_REQUEST_: Count how many lines contain the word "syntezy". Respond with the number alone.

_MATERIAL FOR THIS EXERCISE_:
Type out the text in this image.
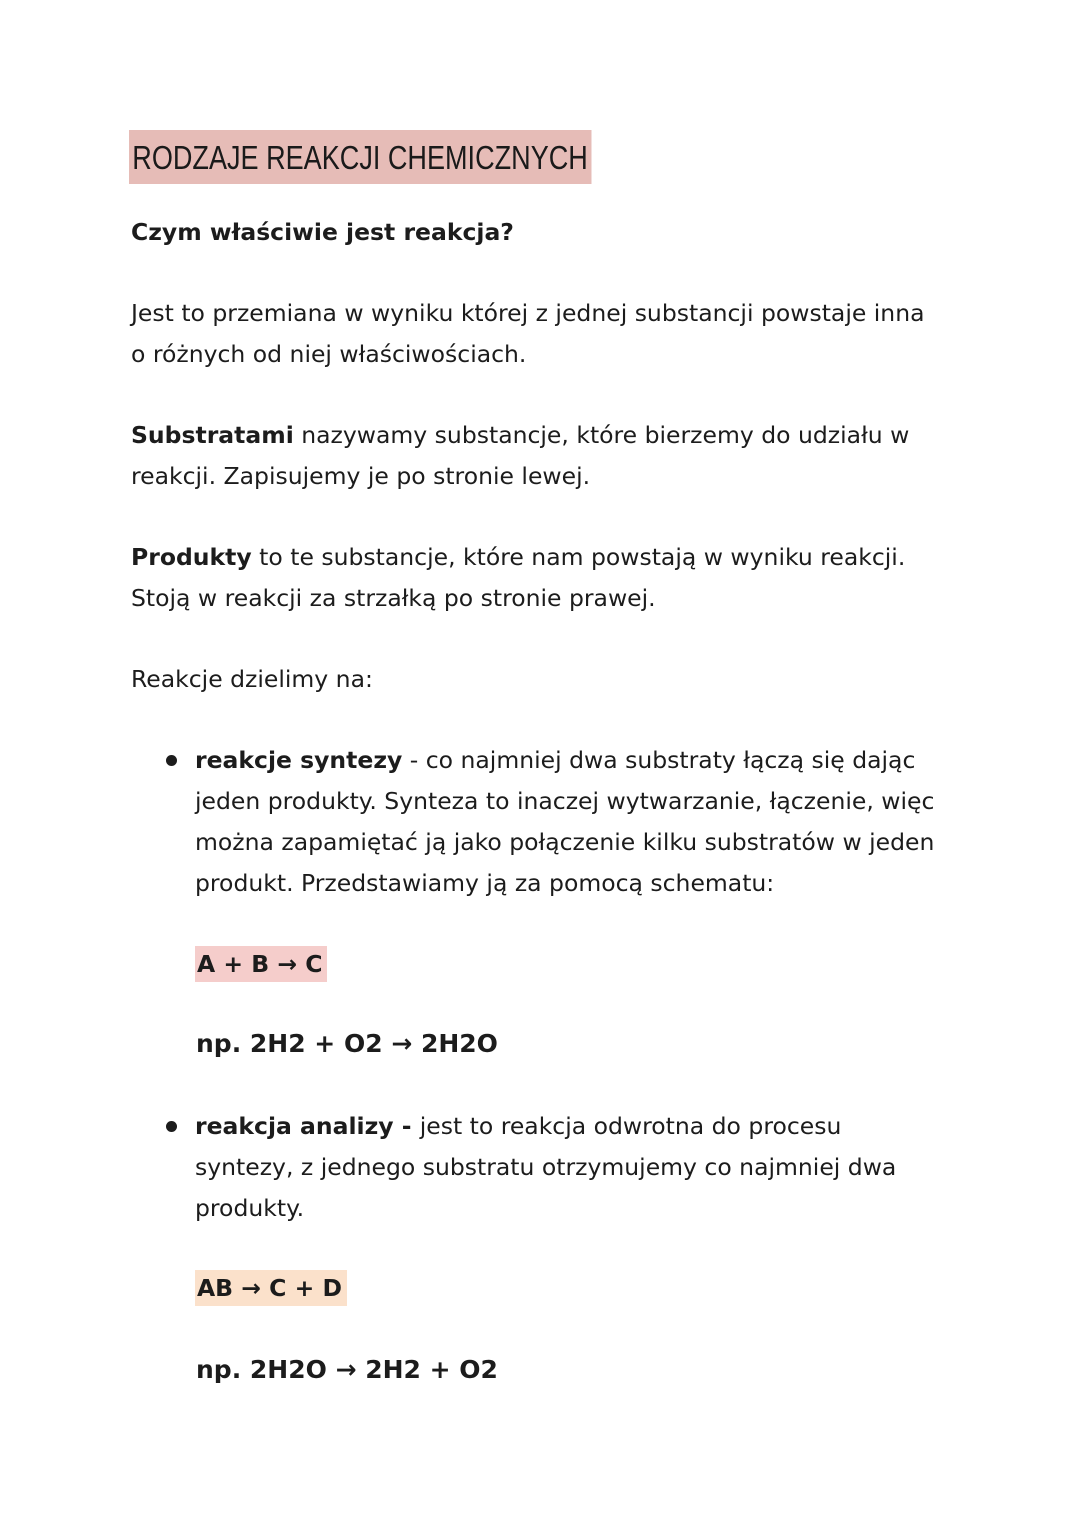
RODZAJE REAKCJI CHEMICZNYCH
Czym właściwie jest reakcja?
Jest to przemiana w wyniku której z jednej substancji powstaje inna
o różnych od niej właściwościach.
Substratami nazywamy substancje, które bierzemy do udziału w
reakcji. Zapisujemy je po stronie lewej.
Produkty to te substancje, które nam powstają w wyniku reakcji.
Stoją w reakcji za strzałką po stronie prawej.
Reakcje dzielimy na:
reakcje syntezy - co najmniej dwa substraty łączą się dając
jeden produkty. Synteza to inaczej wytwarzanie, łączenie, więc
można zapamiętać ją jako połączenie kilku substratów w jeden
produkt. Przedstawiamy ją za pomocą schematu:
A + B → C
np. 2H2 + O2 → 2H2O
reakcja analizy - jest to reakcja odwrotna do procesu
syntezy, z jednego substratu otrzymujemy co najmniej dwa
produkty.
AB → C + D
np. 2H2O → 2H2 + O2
* * *
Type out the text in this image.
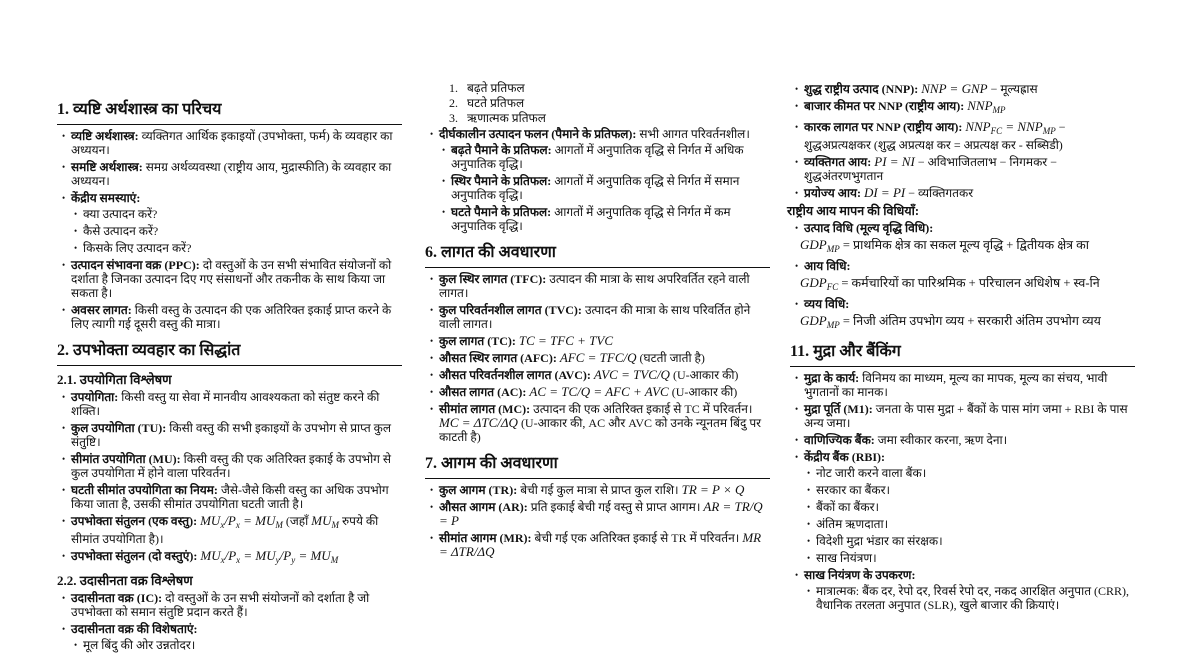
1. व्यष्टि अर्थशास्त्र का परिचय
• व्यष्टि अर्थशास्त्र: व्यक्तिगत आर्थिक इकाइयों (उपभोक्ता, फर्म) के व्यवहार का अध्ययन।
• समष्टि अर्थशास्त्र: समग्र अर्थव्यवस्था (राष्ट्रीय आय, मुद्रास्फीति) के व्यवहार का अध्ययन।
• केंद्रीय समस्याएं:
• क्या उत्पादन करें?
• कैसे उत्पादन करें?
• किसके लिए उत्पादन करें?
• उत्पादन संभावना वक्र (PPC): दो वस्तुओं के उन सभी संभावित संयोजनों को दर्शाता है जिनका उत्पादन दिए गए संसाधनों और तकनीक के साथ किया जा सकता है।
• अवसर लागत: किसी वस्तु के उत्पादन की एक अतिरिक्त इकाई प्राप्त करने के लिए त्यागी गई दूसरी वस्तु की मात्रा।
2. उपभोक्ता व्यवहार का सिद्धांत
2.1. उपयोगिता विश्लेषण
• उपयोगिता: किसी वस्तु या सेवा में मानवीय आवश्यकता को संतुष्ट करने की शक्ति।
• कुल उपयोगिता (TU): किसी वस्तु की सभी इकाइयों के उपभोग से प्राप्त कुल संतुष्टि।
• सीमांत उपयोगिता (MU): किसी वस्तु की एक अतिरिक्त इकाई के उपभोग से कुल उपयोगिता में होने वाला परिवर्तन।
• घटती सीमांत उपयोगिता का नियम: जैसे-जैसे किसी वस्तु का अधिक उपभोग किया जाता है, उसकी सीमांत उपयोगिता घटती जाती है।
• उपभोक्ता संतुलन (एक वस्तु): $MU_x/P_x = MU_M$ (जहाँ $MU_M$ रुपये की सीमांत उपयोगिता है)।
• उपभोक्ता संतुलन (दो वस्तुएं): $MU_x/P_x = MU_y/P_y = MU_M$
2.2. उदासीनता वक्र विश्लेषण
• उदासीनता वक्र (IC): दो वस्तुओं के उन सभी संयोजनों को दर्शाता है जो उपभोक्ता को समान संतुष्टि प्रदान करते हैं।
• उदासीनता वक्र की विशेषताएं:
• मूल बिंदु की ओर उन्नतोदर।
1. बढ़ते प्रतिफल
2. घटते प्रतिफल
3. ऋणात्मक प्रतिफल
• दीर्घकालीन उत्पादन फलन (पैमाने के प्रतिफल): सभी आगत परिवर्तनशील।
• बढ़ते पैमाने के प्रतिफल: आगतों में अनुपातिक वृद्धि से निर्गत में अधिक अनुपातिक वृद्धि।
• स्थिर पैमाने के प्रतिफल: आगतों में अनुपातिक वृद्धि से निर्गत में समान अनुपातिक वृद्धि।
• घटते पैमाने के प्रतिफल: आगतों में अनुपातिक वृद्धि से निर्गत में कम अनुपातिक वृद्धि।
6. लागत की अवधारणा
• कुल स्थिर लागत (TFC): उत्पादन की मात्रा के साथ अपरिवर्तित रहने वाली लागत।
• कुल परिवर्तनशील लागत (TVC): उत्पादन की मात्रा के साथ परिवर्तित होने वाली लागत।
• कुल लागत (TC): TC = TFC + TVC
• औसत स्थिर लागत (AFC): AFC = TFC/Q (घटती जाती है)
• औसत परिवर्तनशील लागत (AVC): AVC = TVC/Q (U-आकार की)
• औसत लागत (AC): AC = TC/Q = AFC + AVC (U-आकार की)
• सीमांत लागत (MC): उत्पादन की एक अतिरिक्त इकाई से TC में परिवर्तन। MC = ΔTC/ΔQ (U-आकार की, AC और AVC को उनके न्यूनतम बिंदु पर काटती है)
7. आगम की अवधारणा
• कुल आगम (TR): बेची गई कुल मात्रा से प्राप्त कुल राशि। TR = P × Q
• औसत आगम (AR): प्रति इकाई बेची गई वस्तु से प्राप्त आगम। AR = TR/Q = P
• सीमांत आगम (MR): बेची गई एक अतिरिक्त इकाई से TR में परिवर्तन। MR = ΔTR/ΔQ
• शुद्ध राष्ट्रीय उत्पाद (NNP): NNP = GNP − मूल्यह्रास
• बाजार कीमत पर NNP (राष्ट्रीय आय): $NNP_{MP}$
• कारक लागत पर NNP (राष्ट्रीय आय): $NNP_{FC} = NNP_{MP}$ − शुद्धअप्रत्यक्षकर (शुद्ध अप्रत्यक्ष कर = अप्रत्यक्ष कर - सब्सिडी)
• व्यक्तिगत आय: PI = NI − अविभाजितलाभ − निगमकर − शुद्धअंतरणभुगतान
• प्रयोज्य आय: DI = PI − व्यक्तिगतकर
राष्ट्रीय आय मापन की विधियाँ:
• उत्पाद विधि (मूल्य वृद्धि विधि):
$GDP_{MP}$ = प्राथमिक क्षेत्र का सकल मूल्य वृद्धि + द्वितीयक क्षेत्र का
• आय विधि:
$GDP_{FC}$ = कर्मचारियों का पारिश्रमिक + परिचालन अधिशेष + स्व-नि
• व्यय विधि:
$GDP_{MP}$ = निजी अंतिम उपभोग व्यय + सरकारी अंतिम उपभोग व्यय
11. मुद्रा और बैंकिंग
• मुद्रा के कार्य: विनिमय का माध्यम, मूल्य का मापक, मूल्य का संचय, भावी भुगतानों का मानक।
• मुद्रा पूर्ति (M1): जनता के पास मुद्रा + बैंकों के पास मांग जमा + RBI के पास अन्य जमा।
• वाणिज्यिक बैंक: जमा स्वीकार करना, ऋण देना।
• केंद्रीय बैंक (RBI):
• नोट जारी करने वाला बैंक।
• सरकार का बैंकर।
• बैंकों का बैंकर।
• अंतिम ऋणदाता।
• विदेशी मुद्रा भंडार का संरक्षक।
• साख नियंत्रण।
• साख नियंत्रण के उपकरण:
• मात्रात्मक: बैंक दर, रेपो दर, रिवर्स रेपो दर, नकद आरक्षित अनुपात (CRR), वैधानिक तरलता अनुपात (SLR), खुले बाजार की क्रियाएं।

_ANSWER FOR THE TASK_: 2